__Aim__
Return every line of the material exactly.

__Excerpted data__
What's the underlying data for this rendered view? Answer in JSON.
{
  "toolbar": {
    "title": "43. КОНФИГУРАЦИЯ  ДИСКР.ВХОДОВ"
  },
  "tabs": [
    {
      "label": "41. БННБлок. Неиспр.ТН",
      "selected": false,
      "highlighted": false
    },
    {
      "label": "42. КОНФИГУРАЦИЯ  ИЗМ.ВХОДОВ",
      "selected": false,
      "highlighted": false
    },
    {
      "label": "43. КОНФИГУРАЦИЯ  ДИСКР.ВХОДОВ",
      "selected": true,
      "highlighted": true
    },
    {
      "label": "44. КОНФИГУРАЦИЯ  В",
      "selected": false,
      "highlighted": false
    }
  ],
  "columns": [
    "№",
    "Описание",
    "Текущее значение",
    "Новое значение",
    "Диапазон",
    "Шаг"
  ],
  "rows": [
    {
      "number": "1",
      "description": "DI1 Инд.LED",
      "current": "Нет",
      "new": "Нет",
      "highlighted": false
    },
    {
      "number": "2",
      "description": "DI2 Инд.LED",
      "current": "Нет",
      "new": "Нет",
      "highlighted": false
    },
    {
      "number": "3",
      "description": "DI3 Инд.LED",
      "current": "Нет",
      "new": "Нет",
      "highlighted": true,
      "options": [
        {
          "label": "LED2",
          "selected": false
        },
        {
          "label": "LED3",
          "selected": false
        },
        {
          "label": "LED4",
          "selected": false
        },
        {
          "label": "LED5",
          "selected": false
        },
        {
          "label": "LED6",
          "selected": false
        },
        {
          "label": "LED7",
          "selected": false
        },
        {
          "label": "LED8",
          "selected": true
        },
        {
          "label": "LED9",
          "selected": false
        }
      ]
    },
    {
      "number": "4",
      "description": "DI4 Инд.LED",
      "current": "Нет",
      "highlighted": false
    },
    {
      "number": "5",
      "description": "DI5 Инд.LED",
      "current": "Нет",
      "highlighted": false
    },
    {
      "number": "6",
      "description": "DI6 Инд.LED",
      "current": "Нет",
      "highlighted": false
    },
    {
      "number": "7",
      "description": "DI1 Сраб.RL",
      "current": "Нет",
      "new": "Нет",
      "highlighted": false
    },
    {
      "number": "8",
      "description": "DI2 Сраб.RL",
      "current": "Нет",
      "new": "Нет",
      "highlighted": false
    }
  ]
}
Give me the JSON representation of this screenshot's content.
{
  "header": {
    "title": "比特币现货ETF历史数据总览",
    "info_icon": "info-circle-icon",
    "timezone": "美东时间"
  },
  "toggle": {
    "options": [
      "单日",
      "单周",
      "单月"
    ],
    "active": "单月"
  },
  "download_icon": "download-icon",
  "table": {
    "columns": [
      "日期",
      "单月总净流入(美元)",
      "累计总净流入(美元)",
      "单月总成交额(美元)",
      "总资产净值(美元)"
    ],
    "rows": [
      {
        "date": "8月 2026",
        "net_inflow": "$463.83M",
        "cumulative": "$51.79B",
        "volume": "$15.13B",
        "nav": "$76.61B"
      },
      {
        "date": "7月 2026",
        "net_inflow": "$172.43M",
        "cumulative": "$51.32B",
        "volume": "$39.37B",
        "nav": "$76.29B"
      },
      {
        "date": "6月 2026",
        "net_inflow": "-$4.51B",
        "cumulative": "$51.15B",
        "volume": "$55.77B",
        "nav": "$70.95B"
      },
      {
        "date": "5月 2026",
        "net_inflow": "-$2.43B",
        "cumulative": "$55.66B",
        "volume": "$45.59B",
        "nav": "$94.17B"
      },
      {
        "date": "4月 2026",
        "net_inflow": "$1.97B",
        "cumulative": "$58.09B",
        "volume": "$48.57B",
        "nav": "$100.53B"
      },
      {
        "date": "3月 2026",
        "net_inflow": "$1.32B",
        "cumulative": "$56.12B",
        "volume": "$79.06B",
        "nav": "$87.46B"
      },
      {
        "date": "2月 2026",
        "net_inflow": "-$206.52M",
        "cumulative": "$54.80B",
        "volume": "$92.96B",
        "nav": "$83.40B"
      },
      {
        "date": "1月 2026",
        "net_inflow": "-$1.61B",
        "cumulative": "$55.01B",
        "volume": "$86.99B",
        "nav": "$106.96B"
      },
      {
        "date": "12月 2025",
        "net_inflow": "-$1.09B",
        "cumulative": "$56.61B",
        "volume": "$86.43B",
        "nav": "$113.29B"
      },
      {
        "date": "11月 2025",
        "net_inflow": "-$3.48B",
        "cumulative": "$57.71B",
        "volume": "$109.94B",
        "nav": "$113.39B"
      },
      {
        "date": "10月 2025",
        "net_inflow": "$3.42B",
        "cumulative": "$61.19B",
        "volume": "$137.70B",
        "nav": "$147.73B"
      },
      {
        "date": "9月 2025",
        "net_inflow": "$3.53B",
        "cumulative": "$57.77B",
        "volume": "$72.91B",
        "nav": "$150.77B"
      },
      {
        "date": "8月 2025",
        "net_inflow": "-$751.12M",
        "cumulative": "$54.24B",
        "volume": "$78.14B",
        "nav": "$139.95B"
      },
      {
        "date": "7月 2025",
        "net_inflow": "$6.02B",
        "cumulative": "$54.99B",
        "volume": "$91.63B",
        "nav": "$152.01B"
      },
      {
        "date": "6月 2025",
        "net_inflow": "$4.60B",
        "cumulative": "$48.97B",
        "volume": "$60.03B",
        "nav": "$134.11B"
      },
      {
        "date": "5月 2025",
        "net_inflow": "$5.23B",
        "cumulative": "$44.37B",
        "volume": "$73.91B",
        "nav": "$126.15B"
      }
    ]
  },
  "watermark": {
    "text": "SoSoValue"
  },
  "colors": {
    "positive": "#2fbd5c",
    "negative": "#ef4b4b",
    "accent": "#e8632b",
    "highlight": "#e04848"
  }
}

__Response__
What's the underlying data for this rendered view? Answer in JSON.
{
  "toolbar": {
    "title": "43. КОНФИГУРАЦИЯ  ДИСКР.ВХОДОВ"
  },
  "tabs": [
    {
      "label": "41. БННБлок. Неиспр.ТН",
      "selected": false,
      "highlighted": false
    },
    {
      "label": "42. КОНФИГУРАЦИЯ  ИЗМ.ВХОДОВ",
      "selected": false,
      "highlighted": false
    },
    {
      "label": "43. КОНФИГУРАЦИЯ  ДИСКР.ВХОДОВ",
      "selected": true,
      "highlighted": true
    },
    {
      "label": "44. КОНФИГУРАЦИЯ  В",
      "selected": false,
      "highlighted": false
    }
  ],
  "columns": [
    "№",
    "Описание",
    "Текущее значение",
    "Новое значение",
    "Диапазон",
    "Шаг"
  ],
  "rows": [
    {
      "number": "1",
      "description": "DI1 Инд.LED",
      "current": "Нет",
      "new": "Нет",
      "highlighted": false
    },
    {
      "number": "2",
      "description": "DI2 Инд.LED",
      "current": "Нет",
      "new": "Нет",
      "highlighted": false
    },
    {
      "number": "3",
      "description": "DI3 Инд.LED",
      "current": "Нет",
      "new": "Нет",
      "highlighted": true,
      "options": [
        {
          "label": "LED2",
          "selected": false
        },
        {
          "label": "LED3",
          "selected": false
        },
        {
          "label": "LED4",
          "selected": false
        },
        {
          "label": "LED5",
          "selected": false
        },
        {
          "label": "LED6",
          "selected": false
        },
        {
          "label": "LED7",
          "selected": false
        },
        {
          "label": "LED8",
          "selected": true
        },
        {
          "label": "LED9",
          "selected": false
        }
      ]
    },
    {
      "number": "4",
      "description": "DI4 Инд.LED",
      "current": "Нет",
      "highlighted": false
    },
    {
      "number": "5",
      "description": "DI5 Инд.LED",
      "current": "Нет",
      "highlighted": false
    },
    {
      "number": "6",
      "description": "DI6 Инд.LED",
      "current": "Нет",
      "highlighted": false
    },
    {
      "number": "7",
      "description": "DI1 Сраб.RL",
      "current": "Нет",
      "new": "Нет",
      "highlighted": false
    },
    {
      "number": "8",
      "description": "DI2 Сраб.RL",
      "current": "Нет",
      "new": "Нет",
      "highlighted": false
    }
  ]
}
Give me the JSON representation of this screenshot's content.
{
  "header": {
    "title": "比特币现货ETF历史数据总览",
    "info_icon": "info-circle-icon",
    "timezone": "美东时间"
  },
  "toggle": {
    "options": [
      "单日",
      "单周",
      "单月"
    ],
    "active": "单月"
  },
  "download_icon": "download-icon",
  "table": {
    "columns": [
      "日期",
      "单月总净流入(美元)",
      "累计总净流入(美元)",
      "单月总成交额(美元)",
      "总资产净值(美元)"
    ],
    "rows": [
      {
        "date": "8月 2026",
        "net_inflow": "$463.83M",
        "cumulative": "$51.79B",
        "volume": "$15.13B",
        "nav": "$76.61B"
      },
      {
        "date": "7月 2026",
        "net_inflow": "$172.43M",
        "cumulative": "$51.32B",
        "volume": "$39.37B",
        "nav": "$76.29B"
      },
      {
        "date": "6月 2026",
        "net_inflow": "-$4.51B",
        "cumulative": "$51.15B",
        "volume": "$55.77B",
        "nav": "$70.95B"
      },
      {
        "date": "5月 2026",
        "net_inflow": "-$2.43B",
        "cumulative": "$55.66B",
        "volume": "$45.59B",
        "nav": "$94.17B"
      },
      {
        "date": "4月 2026",
        "net_inflow": "$1.97B",
        "cumulative": "$58.09B",
        "volume": "$48.57B",
        "nav": "$100.53B"
      },
      {
        "date": "3月 2026",
        "net_inflow": "$1.32B",
        "cumulative": "$56.12B",
        "volume": "$79.06B",
        "nav": "$87.46B"
      },
      {
        "date": "2月 2026",
        "net_inflow": "-$206.52M",
        "cumulative": "$54.80B",
        "volume": "$92.96B",
        "nav": "$83.40B"
      },
      {
        "date": "1月 2026",
        "net_inflow": "-$1.61B",
        "cumulative": "$55.01B",
        "volume": "$86.99B",
        "nav": "$106.96B"
      },
      {
        "date": "12月 2025",
        "net_inflow": "-$1.09B",
        "cumulative": "$56.61B",
        "volume": "$86.43B",
        "nav": "$113.29B"
      },
      {
        "date": "11月 2025",
        "net_inflow": "-$3.48B",
        "cumulative": "$57.71B",
        "volume": "$109.94B",
        "nav": "$113.39B"
      },
      {
        "date": "10月 2025",
        "net_inflow": "$3.42B",
        "cumulative": "$61.19B",
        "volume": "$137.70B",
        "nav": "$147.73B"
      },
      {
        "date": "9月 2025",
        "net_inflow": "$3.53B",
        "cumulative": "$57.77B",
        "volume": "$72.91B",
        "nav": "$150.77B"
      },
      {
        "date": "8月 2025",
        "net_inflow": "-$751.12M",
        "cumulative": "$54.24B",
        "volume": "$78.14B",
        "nav": "$139.95B"
      },
      {
        "date": "7月 2025",
        "net_inflow": "$6.02B",
        "cumulative": "$54.99B",
        "volume": "$91.63B",
        "nav": "$152.01B"
      },
      {
        "date": "6月 2025",
        "net_inflow": "$4.60B",
        "cumulative": "$48.97B",
        "volume": "$60.03B",
        "nav": "$134.11B"
      },
      {
        "date": "5月 2025",
        "net_inflow": "$5.23B",
        "cumulative": "$44.37B",
        "volume": "$73.91B",
        "nav": "$126.15B"
      }
    ]
  },
  "watermark": {
    "text": "SoSoValue"
  },
  "colors": {
    "positive": "#2fbd5c",
    "negative": "#ef4b4b",
    "accent": "#e8632b",
    "highlight": "#e04848"
  }
}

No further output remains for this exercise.